#### Input for this task ####

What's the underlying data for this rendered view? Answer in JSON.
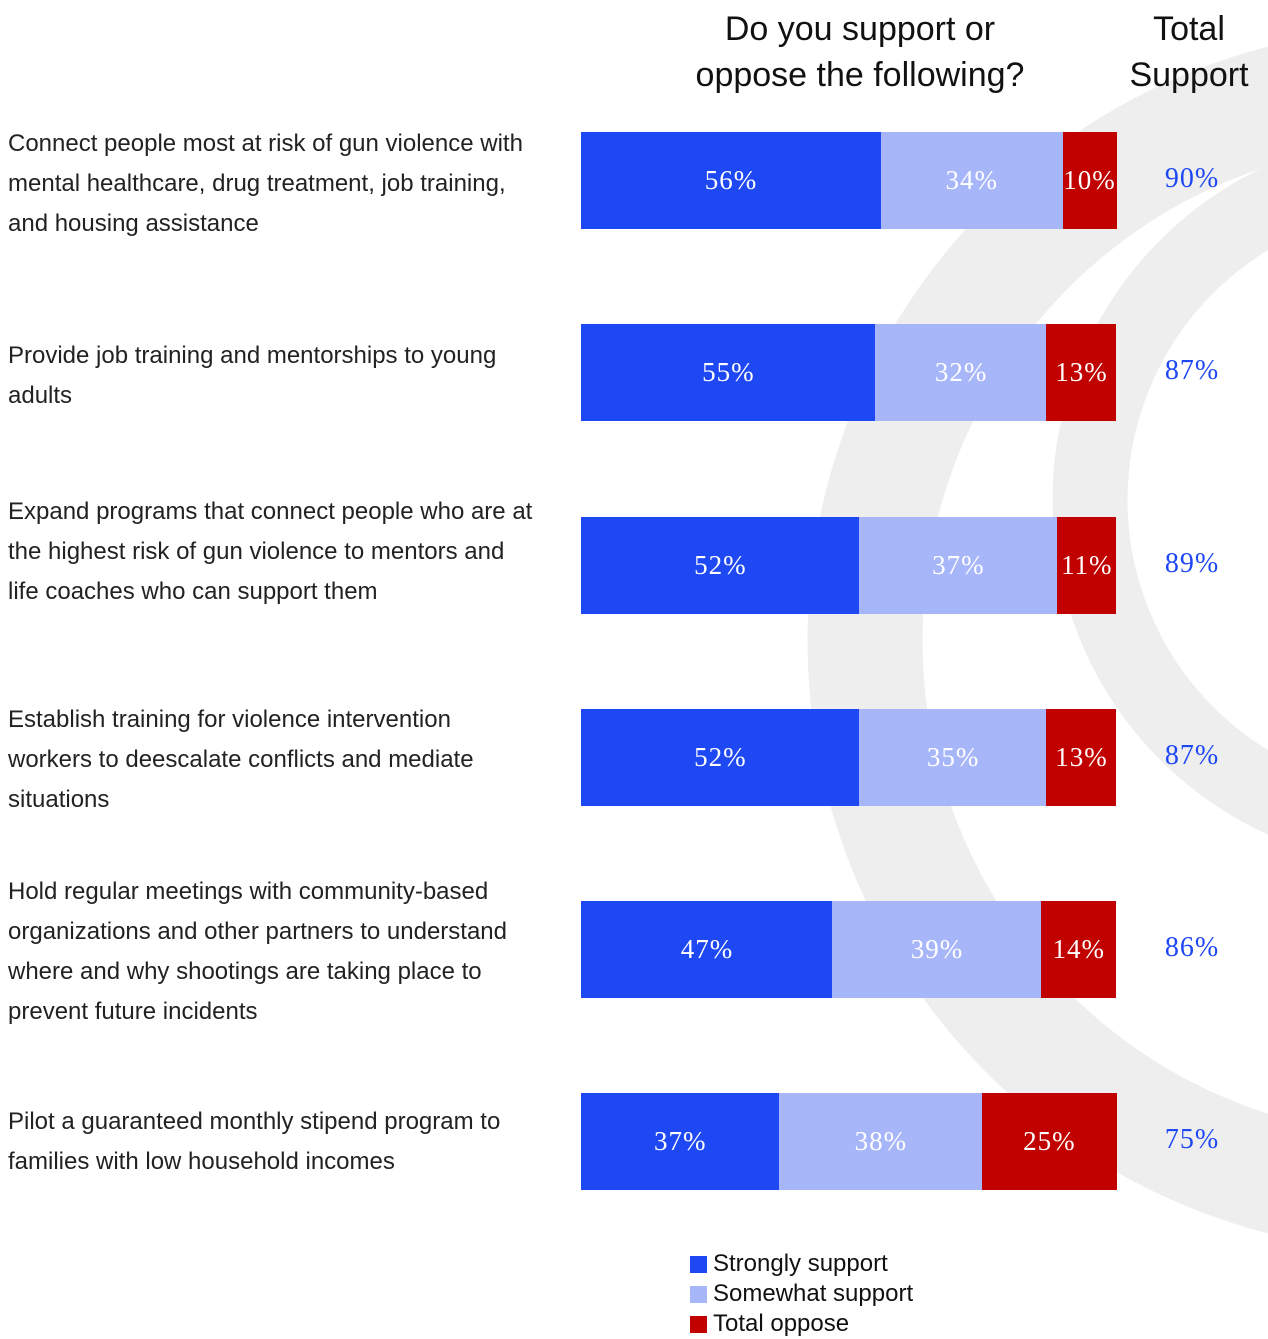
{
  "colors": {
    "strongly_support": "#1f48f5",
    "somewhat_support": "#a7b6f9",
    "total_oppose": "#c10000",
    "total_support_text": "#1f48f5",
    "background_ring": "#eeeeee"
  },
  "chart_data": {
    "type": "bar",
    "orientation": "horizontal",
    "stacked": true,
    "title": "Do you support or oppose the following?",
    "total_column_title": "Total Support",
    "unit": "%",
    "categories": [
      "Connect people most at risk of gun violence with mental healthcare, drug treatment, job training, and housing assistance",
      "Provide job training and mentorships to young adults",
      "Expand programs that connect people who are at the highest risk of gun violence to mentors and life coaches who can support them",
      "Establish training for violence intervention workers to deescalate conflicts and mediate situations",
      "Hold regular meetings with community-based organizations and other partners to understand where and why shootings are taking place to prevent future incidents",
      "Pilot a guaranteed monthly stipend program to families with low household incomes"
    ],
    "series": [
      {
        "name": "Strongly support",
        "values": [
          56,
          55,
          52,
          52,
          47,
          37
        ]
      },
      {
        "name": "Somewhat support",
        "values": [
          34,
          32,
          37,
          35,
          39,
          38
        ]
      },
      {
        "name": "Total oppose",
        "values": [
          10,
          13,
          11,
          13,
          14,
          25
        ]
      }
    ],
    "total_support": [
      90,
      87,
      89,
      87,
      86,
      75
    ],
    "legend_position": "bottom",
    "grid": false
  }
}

####
#### Input for this task ####

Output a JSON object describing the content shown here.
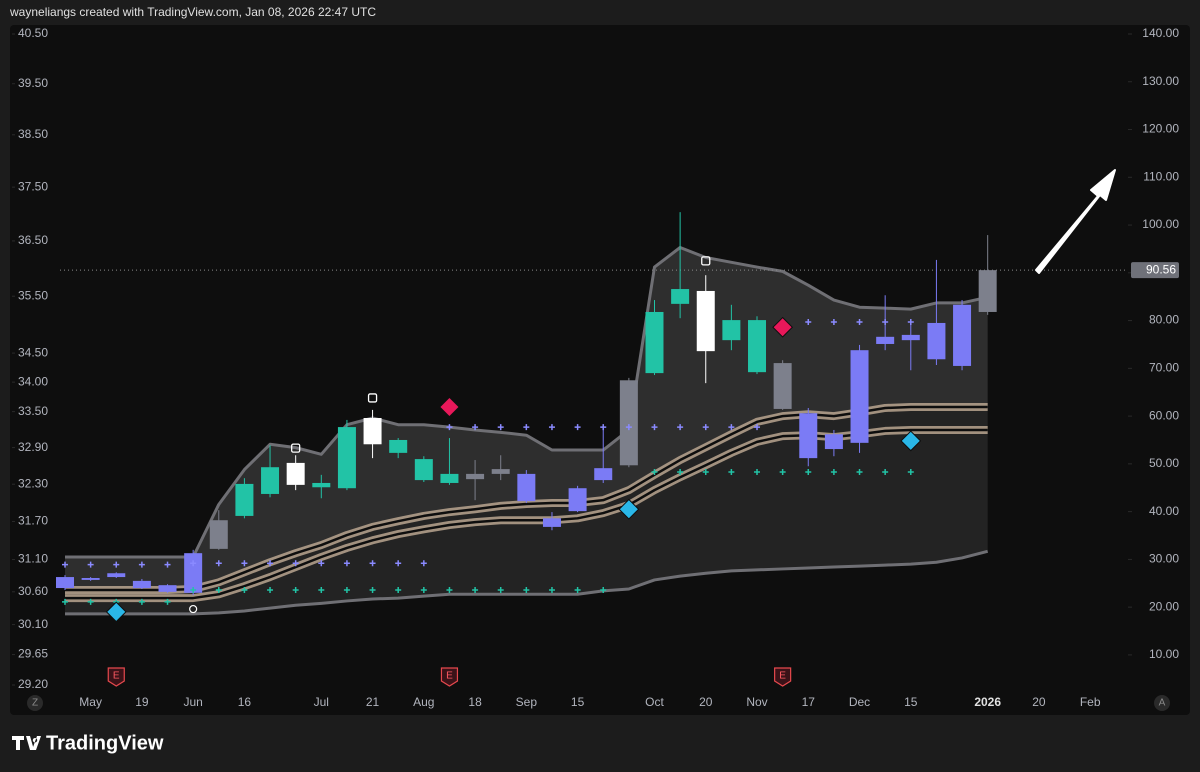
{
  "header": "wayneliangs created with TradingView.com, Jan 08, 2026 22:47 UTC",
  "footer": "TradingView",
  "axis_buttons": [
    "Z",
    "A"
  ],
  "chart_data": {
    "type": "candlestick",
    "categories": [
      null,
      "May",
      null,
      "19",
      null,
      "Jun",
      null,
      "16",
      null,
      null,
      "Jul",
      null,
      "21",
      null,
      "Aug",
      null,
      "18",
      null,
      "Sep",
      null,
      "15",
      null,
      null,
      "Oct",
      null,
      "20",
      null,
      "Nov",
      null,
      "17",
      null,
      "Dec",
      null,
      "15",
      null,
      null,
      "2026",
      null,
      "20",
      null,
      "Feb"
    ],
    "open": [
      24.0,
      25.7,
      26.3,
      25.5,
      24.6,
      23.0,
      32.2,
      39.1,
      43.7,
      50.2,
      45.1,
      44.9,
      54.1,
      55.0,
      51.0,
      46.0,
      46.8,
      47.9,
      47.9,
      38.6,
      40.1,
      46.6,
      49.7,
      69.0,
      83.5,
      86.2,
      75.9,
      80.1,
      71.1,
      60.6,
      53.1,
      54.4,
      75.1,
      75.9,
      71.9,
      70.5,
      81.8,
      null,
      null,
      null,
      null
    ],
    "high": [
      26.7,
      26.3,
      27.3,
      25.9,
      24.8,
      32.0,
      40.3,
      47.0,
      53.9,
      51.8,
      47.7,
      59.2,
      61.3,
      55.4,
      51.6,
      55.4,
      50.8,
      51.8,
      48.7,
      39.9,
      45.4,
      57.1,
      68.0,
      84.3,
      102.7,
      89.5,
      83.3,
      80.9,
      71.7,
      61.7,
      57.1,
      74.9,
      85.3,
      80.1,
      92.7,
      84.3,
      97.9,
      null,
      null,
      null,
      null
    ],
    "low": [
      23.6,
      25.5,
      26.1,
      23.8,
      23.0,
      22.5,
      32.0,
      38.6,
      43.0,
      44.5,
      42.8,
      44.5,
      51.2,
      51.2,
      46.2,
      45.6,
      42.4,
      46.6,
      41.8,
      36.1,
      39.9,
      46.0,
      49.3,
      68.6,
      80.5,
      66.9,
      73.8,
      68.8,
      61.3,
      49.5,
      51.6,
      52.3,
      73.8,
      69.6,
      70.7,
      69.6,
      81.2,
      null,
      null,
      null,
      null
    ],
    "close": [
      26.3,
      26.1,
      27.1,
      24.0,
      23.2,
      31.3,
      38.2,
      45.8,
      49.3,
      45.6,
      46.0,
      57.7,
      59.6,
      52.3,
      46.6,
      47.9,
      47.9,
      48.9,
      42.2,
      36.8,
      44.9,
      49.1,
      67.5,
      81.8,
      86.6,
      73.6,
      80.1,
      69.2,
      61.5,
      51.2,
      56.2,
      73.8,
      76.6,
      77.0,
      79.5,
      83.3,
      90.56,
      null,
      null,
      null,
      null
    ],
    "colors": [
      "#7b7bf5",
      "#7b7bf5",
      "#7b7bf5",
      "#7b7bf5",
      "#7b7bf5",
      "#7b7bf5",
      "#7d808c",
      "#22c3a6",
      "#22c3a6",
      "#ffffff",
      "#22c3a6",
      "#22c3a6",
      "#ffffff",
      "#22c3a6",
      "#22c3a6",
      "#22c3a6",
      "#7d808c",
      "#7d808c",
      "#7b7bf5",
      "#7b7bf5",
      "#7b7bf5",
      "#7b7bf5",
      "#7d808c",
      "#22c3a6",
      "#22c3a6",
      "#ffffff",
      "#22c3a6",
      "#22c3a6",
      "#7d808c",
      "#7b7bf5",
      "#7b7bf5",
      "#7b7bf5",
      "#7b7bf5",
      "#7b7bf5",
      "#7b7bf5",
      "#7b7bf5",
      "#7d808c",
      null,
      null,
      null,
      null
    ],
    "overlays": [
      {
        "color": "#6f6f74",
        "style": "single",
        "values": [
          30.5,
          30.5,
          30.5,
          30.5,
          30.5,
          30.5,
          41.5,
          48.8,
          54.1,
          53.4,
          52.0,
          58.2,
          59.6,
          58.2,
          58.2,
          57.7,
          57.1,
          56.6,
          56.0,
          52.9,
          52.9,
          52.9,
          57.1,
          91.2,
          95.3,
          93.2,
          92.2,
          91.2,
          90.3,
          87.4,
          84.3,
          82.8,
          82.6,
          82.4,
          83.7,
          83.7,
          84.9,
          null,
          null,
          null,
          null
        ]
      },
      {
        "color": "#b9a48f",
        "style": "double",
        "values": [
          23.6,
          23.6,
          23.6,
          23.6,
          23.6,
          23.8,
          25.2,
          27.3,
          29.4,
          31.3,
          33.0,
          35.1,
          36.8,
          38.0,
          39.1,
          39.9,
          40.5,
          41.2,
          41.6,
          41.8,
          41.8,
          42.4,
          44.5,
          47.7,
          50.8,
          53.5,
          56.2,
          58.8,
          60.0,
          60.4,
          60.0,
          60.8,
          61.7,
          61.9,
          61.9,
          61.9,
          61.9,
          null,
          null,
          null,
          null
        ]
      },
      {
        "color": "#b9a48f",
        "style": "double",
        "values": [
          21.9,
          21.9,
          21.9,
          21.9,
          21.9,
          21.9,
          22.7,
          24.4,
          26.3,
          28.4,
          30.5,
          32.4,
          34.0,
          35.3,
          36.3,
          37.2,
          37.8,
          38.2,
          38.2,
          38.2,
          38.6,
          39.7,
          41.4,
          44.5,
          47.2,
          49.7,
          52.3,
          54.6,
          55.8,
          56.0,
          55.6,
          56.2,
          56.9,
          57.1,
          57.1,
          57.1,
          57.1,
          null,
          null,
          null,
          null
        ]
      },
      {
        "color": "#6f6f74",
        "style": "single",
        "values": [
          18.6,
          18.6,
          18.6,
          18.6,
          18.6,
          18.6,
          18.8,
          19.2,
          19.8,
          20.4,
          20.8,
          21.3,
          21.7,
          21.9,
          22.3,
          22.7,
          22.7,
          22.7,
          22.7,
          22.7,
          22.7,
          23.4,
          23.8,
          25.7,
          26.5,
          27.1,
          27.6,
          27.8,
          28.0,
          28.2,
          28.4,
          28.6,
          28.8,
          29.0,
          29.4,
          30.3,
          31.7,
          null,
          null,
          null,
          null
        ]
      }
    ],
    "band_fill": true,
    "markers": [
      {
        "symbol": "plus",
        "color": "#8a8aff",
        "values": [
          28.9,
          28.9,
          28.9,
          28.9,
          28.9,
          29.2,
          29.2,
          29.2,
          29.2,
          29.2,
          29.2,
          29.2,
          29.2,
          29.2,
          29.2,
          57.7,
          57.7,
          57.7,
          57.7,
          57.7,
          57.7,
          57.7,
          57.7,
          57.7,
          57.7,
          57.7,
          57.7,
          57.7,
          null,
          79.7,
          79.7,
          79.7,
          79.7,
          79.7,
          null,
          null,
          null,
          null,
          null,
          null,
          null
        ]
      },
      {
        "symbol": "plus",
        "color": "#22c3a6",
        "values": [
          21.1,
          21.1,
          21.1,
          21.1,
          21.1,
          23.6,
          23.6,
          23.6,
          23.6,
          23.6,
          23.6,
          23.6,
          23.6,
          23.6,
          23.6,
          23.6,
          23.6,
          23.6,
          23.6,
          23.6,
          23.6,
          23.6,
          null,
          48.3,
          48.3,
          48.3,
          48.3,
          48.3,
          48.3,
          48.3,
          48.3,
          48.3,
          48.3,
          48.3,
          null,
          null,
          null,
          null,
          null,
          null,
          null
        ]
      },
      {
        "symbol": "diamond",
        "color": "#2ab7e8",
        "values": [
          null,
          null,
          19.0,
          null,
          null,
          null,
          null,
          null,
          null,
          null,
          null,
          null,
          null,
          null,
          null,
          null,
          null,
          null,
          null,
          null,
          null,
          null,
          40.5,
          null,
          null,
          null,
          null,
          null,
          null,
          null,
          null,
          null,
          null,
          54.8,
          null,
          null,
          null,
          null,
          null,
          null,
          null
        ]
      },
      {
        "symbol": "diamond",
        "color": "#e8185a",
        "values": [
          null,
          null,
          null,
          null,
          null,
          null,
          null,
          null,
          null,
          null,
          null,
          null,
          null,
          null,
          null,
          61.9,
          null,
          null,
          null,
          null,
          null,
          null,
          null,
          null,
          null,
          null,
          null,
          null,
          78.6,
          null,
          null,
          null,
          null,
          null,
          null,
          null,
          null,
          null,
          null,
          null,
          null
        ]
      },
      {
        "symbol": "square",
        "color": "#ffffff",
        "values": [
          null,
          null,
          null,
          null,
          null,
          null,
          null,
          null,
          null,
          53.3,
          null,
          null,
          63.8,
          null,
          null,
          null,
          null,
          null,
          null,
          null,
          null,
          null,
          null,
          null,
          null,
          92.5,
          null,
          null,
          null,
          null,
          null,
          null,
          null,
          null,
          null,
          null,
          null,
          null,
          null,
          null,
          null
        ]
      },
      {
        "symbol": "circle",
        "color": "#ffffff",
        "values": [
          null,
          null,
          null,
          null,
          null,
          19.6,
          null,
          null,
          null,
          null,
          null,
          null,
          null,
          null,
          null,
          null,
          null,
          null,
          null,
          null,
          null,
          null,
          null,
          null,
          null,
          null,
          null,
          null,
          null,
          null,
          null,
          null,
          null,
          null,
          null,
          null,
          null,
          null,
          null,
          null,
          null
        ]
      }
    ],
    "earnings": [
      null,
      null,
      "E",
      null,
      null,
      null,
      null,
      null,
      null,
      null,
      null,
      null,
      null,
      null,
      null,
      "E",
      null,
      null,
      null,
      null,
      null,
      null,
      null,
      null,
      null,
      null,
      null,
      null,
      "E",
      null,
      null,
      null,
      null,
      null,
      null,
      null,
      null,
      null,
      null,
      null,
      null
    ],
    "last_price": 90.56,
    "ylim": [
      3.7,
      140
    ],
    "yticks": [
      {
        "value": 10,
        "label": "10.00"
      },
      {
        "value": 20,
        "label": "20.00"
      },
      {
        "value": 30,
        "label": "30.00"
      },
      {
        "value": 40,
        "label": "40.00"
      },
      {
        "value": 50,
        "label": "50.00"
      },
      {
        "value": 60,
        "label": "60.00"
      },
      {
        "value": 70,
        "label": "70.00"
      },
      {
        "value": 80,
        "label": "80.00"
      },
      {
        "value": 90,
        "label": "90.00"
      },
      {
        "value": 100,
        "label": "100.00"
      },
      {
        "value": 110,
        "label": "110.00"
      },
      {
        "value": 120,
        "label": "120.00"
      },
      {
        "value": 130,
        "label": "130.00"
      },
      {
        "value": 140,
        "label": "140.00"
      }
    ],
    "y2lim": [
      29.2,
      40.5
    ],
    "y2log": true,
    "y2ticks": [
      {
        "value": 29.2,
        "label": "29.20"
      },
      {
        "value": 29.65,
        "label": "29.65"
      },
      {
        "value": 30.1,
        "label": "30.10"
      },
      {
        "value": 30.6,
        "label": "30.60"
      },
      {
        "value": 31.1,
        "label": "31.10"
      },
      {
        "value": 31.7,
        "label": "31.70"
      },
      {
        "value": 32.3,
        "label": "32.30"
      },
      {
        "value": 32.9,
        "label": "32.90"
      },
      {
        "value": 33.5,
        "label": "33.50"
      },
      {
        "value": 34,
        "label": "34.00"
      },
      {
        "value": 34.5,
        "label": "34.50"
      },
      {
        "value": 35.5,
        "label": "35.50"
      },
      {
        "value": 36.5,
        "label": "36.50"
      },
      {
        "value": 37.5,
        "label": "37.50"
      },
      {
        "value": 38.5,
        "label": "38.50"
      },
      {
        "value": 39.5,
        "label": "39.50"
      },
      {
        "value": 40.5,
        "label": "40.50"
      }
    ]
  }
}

####

Task – Above are the records. Identify each line that contains the word "risk".

The solution –
      "Connect people most at risk of gun violence with mental healthcare, drug treatment, job training, and housing assistance",
      "Expand programs that connect people who are at the highest risk of gun violence to mentors and life coaches who can support them",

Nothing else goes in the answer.